Your objective:
Pick out each line in these entries that contains the string "Σύνολο".

Material shown:

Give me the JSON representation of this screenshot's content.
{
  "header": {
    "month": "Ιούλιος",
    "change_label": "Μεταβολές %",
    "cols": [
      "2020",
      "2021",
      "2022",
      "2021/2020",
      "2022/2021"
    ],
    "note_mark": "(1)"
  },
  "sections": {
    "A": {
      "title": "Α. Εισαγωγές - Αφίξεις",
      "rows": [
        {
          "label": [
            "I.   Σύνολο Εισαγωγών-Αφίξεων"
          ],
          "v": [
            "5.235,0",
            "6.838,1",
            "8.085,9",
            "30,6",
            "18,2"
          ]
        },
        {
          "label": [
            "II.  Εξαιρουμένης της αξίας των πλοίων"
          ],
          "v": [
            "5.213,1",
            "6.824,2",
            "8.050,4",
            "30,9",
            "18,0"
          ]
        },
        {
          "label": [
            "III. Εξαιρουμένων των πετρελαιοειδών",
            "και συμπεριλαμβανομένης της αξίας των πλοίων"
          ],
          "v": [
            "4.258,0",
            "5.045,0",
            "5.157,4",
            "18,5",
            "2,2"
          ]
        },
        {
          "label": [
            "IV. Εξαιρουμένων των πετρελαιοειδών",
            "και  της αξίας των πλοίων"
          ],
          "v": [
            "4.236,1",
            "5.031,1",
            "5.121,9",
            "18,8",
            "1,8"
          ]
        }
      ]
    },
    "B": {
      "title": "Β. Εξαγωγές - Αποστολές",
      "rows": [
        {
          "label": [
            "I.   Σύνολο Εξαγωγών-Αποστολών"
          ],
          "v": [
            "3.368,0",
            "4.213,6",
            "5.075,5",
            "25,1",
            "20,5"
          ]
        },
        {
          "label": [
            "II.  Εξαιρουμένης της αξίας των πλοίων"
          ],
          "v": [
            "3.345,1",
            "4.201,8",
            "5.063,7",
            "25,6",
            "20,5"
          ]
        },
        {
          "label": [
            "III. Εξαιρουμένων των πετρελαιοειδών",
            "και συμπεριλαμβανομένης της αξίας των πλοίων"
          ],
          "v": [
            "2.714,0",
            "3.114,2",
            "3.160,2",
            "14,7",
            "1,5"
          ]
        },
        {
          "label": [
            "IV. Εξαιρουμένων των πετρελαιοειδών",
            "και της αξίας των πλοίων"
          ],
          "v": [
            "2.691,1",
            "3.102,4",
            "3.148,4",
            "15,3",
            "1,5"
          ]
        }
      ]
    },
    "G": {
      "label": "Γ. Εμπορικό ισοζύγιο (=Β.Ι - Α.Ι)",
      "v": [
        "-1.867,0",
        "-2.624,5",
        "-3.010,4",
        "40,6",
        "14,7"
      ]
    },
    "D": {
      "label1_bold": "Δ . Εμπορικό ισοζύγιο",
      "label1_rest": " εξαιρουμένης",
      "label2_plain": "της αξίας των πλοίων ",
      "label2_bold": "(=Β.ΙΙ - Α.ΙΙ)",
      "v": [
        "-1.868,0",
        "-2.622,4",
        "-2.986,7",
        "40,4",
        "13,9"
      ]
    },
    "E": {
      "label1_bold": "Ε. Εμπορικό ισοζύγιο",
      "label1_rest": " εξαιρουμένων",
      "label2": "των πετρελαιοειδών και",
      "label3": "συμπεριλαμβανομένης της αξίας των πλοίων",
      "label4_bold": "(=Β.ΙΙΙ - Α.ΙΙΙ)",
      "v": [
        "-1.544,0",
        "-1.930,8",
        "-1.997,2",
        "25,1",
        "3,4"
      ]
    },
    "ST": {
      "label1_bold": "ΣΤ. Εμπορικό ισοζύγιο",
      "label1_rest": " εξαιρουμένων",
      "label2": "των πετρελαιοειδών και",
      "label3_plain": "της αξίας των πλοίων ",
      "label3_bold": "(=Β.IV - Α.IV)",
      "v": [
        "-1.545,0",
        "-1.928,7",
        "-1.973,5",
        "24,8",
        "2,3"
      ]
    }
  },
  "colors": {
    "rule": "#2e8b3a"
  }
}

Final answer:
            "I.   Σύνολο Εισαγωγών-Αφίξεων"
            "I.   Σύνολο Εξαγωγών-Αποστολών"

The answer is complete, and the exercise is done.